■ **Collected data entries**
= = = =
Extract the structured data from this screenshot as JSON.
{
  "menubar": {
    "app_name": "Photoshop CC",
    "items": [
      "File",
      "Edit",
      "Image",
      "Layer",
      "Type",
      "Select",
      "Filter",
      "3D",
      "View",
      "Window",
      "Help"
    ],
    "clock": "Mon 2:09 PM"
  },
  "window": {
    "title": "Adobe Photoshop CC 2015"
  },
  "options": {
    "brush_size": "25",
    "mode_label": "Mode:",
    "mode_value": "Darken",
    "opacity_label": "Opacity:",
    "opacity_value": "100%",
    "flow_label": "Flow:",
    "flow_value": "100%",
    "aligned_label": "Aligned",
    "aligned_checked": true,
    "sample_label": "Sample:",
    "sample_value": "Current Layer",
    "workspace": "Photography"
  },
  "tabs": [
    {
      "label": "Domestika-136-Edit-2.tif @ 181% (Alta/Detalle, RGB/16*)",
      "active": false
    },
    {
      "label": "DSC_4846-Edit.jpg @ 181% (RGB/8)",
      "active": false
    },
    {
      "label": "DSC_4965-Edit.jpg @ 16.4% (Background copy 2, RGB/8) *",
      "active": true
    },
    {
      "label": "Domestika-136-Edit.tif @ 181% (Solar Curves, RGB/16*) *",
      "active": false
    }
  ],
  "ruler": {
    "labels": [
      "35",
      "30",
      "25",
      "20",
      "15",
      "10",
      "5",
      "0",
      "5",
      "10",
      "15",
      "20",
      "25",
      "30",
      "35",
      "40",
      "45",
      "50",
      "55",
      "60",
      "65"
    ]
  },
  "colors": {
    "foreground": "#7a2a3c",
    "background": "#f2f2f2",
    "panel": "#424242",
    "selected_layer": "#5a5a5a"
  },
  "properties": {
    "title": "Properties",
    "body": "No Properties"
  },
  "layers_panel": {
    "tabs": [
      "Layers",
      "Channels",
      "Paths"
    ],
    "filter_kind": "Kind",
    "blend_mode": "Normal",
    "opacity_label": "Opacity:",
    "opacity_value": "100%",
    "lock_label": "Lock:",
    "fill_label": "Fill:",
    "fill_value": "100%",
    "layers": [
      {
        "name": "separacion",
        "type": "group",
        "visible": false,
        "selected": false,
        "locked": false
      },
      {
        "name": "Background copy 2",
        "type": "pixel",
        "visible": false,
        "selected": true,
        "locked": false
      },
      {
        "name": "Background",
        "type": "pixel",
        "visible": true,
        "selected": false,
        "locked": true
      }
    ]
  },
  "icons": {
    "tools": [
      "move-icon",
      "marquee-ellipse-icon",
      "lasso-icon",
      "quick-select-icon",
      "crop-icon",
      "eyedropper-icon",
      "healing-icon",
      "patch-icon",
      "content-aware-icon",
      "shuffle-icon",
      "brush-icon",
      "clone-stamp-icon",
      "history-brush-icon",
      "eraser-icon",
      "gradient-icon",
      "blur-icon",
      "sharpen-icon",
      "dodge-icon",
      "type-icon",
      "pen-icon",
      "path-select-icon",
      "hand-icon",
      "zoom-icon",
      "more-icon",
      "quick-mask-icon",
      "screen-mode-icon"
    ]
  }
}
= = = =
■ **Task details**
Which lines include the word "true"? Copy every one of them.

■ **Completed exercise**
    "aligned_checked": true,
      "active": true
        "selected": true,
        "visible": true,
        "locked": true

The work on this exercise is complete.